_Exercise directions:_
Scan the data beneath this task and copy each line that includes "الماضى".

_Stored records:_
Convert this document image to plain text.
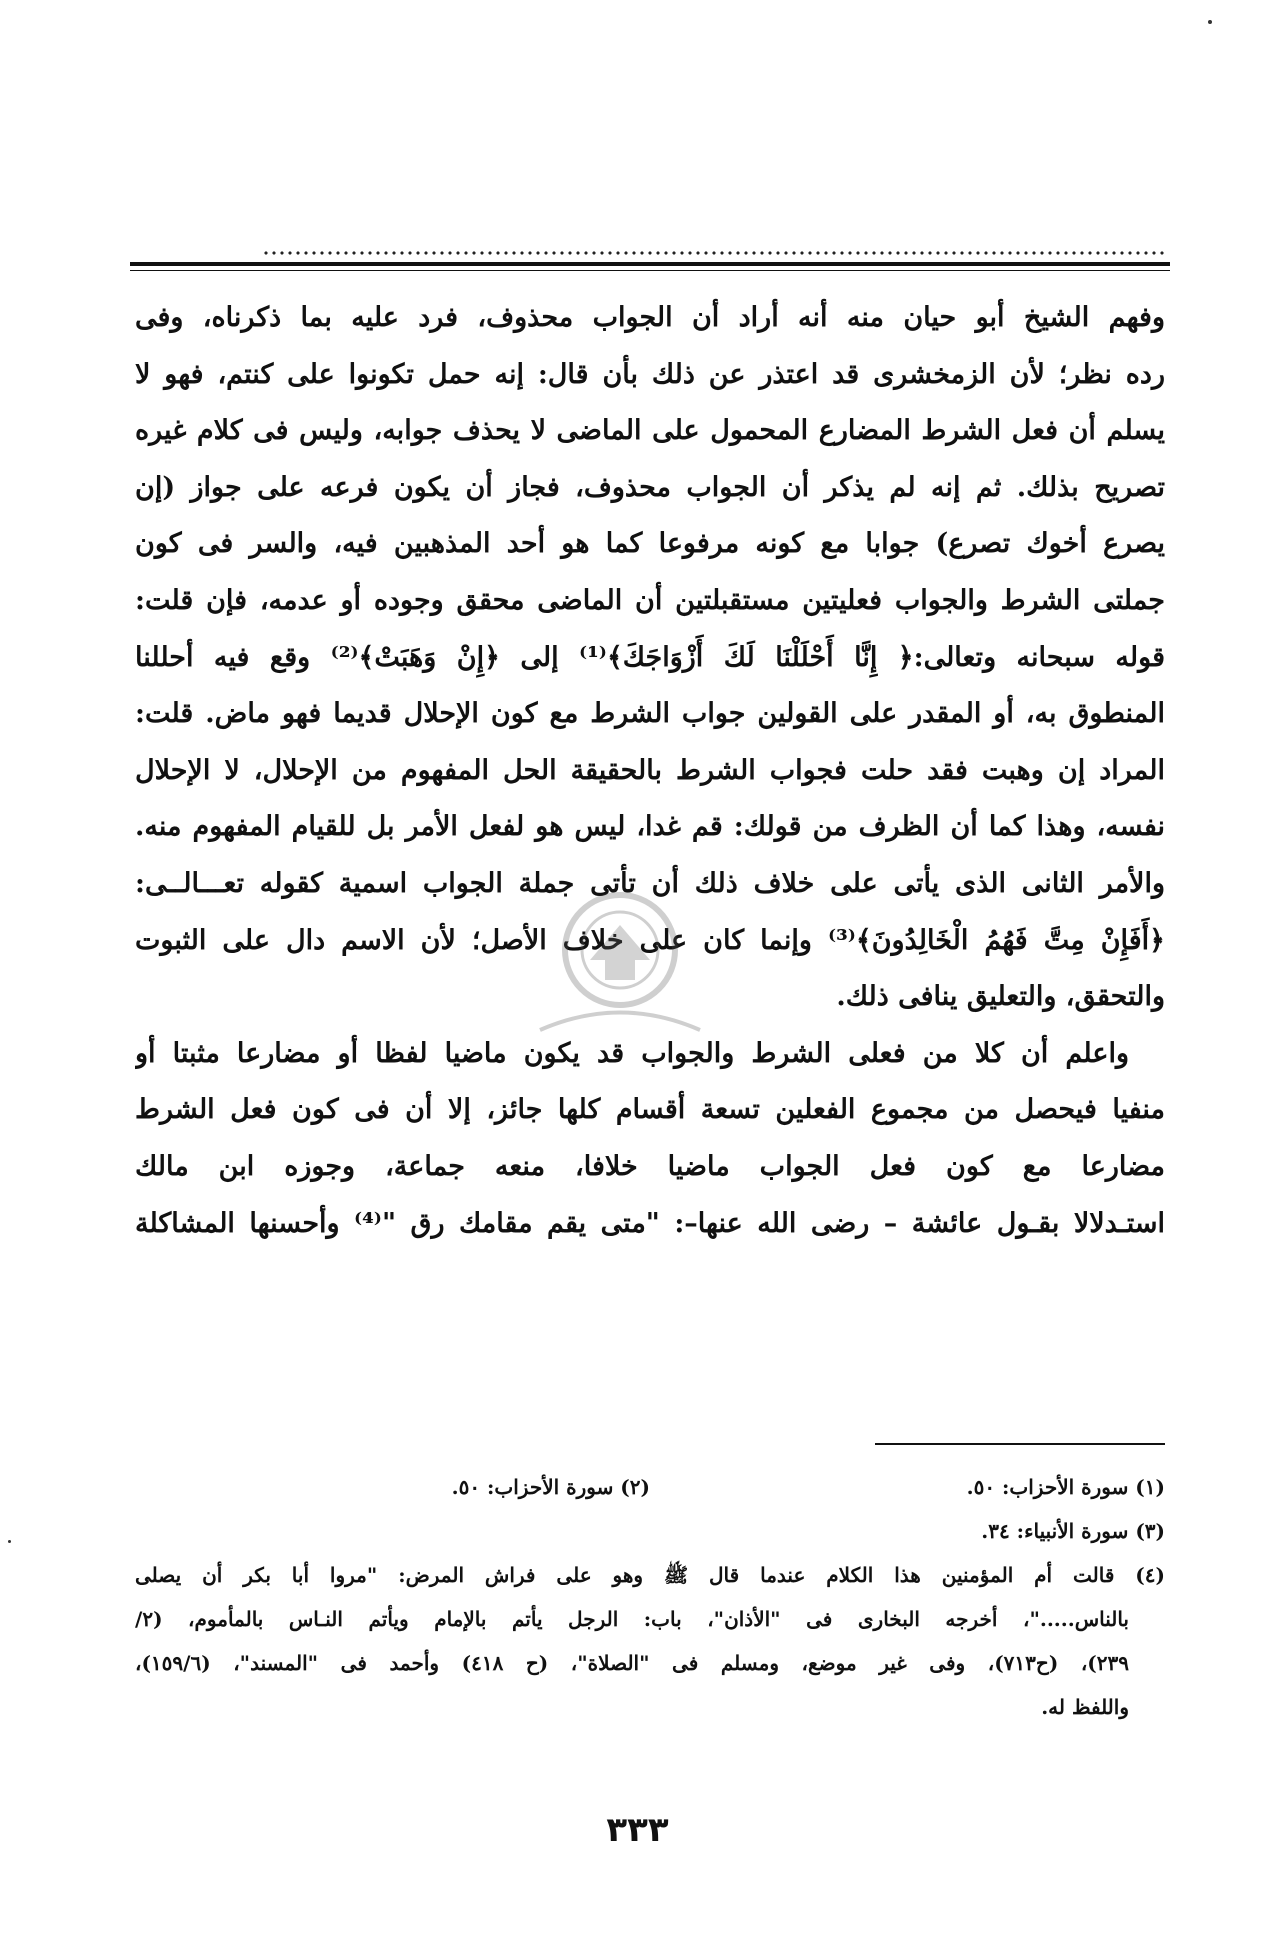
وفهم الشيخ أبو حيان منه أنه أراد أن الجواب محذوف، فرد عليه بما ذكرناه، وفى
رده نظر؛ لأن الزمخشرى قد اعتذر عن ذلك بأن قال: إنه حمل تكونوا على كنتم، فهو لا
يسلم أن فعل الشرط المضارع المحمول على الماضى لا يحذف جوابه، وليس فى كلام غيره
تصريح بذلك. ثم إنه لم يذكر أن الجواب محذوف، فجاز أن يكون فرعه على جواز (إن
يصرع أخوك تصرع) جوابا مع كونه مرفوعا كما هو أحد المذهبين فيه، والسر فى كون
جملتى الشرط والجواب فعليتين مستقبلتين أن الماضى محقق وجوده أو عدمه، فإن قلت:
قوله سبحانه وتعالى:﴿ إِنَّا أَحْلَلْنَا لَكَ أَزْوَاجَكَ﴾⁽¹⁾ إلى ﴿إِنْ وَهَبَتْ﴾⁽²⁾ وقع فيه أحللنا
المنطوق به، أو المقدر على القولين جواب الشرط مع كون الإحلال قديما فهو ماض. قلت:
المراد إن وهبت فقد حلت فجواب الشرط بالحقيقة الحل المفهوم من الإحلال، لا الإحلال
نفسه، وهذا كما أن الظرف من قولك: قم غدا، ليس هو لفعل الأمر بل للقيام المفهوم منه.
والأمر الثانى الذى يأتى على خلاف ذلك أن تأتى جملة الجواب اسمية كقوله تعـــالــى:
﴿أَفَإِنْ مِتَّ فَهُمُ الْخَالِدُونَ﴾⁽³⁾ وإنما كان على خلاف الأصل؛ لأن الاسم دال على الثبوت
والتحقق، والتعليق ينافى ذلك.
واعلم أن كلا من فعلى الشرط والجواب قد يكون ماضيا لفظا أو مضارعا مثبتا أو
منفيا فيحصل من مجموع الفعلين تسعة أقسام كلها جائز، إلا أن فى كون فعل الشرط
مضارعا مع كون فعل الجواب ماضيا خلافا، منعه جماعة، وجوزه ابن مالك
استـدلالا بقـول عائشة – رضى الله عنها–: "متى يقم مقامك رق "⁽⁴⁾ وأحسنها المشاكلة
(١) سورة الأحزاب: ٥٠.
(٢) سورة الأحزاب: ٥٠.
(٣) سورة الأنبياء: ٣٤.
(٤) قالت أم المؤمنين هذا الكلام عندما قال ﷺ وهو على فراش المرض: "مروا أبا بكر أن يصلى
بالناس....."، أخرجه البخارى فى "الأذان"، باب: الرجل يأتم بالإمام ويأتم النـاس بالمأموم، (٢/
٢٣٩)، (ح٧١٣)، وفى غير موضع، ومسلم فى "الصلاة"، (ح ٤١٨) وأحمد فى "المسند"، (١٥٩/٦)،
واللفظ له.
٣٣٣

...

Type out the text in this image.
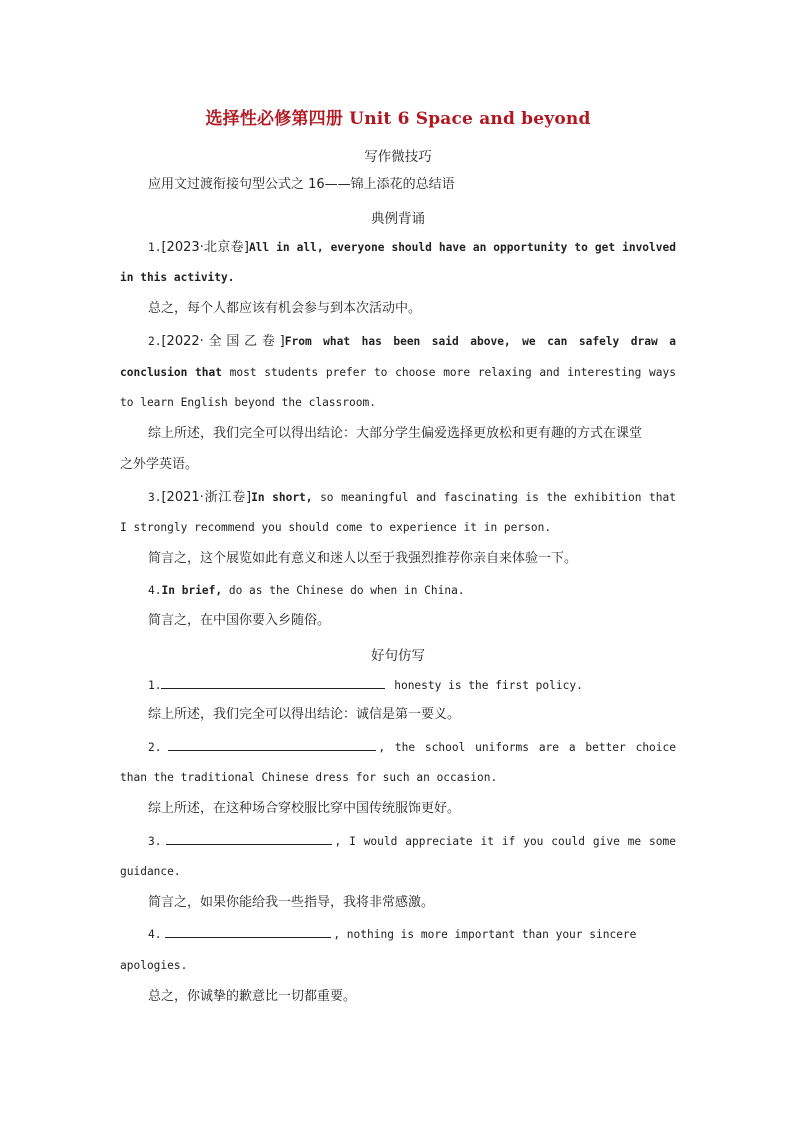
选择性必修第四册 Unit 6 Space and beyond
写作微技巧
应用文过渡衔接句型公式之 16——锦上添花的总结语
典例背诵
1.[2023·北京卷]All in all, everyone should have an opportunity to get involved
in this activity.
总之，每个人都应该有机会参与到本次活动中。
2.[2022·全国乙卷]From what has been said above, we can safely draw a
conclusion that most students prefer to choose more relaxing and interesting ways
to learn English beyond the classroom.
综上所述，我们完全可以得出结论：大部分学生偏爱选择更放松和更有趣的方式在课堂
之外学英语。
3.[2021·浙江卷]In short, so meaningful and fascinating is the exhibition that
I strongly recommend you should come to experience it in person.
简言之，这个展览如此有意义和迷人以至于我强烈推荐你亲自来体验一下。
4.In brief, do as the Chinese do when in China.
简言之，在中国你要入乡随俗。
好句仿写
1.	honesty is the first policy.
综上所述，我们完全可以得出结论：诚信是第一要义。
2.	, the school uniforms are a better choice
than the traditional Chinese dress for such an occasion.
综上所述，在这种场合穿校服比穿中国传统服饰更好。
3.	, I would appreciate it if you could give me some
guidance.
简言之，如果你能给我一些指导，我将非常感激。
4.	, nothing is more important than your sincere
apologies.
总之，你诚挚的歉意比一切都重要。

_Task output:_
يسلم أن فعل الشرط المضارع المحمول على الماضى لا يحذف جوابه، وليس فى كلام غيره
جملتى الشرط والجواب فعليتين مستقبلتين أن الماضى محقق وجوده أو عدمه، فإن قلت:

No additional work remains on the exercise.